Task objective> Write out the listing below in full and exactly, leaving out every picture.

Provided information>
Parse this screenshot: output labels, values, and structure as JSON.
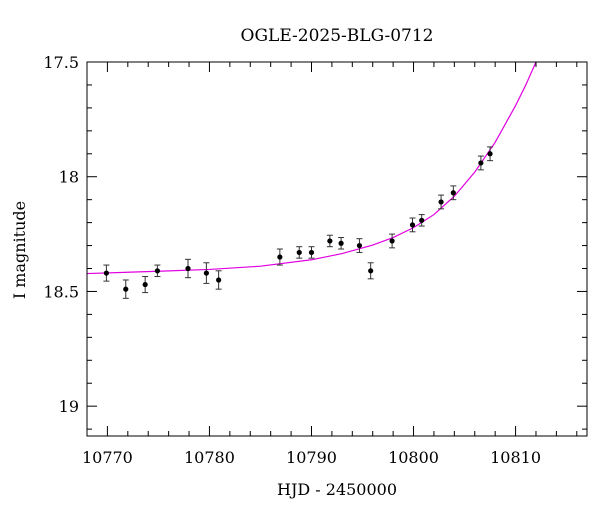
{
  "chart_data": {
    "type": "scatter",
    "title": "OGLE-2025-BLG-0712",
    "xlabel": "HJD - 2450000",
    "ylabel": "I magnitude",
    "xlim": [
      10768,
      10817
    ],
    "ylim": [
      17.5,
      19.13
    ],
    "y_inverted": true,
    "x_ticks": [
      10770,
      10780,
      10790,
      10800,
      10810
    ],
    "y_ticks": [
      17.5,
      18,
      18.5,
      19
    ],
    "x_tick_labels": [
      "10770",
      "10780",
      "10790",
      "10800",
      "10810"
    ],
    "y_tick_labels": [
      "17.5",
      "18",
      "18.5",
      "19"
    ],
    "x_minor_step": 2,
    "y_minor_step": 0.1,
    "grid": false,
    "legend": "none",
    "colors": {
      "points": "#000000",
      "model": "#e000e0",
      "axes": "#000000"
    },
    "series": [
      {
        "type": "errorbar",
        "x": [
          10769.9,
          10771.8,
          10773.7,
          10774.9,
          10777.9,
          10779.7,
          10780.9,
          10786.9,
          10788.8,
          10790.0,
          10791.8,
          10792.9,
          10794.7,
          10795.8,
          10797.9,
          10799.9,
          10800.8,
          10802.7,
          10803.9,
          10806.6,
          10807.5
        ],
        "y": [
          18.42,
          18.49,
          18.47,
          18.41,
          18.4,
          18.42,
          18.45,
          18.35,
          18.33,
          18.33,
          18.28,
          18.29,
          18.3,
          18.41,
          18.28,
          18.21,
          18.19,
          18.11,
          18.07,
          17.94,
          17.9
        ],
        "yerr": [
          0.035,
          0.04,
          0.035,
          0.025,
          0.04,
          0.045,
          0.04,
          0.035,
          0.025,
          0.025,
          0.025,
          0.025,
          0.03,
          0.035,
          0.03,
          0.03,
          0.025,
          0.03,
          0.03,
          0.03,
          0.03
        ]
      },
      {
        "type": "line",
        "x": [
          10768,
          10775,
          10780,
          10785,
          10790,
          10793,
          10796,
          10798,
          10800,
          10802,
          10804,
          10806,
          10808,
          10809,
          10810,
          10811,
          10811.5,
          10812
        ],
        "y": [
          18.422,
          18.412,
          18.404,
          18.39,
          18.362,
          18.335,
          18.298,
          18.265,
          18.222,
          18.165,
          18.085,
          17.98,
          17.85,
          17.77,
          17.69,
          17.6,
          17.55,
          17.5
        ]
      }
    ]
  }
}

Task result>
Parse this screenshot: output labels, values, and structure as JSON.
{
  "chart_data": {
    "type": "scatter",
    "title": "OGLE-2025-BLG-0712",
    "xlabel": "HJD - 2450000",
    "ylabel": "I magnitude",
    "xlim": [
      10768,
      10817
    ],
    "ylim": [
      17.5,
      19.13
    ],
    "y_inverted": true,
    "x_ticks": [
      10770,
      10780,
      10790,
      10800,
      10810
    ],
    "y_ticks": [
      17.5,
      18,
      18.5,
      19
    ],
    "x_tick_labels": [
      "10770",
      "10780",
      "10790",
      "10800",
      "10810"
    ],
    "y_tick_labels": [
      "17.5",
      "18",
      "18.5",
      "19"
    ],
    "x_minor_step": 2,
    "y_minor_step": 0.1,
    "grid": false,
    "legend": "none",
    "colors": {
      "points": "#000000",
      "model": "#e000e0",
      "axes": "#000000"
    },
    "series": [
      {
        "type": "errorbar",
        "x": [
          10769.9,
          10771.8,
          10773.7,
          10774.9,
          10777.9,
          10779.7,
          10780.9,
          10786.9,
          10788.8,
          10790.0,
          10791.8,
          10792.9,
          10794.7,
          10795.8,
          10797.9,
          10799.9,
          10800.8,
          10802.7,
          10803.9,
          10806.6,
          10807.5
        ],
        "y": [
          18.42,
          18.49,
          18.47,
          18.41,
          18.4,
          18.42,
          18.45,
          18.35,
          18.33,
          18.33,
          18.28,
          18.29,
          18.3,
          18.41,
          18.28,
          18.21,
          18.19,
          18.11,
          18.07,
          17.94,
          17.9
        ],
        "yerr": [
          0.035,
          0.04,
          0.035,
          0.025,
          0.04,
          0.045,
          0.04,
          0.035,
          0.025,
          0.025,
          0.025,
          0.025,
          0.03,
          0.035,
          0.03,
          0.03,
          0.025,
          0.03,
          0.03,
          0.03,
          0.03
        ]
      },
      {
        "type": "line",
        "x": [
          10768,
          10775,
          10780,
          10785,
          10790,
          10793,
          10796,
          10798,
          10800,
          10802,
          10804,
          10806,
          10808,
          10809,
          10810,
          10811,
          10811.5,
          10812
        ],
        "y": [
          18.422,
          18.412,
          18.404,
          18.39,
          18.362,
          18.335,
          18.298,
          18.265,
          18.222,
          18.165,
          18.085,
          17.98,
          17.85,
          17.77,
          17.69,
          17.6,
          17.55,
          17.5
        ]
      }
    ]
  }
}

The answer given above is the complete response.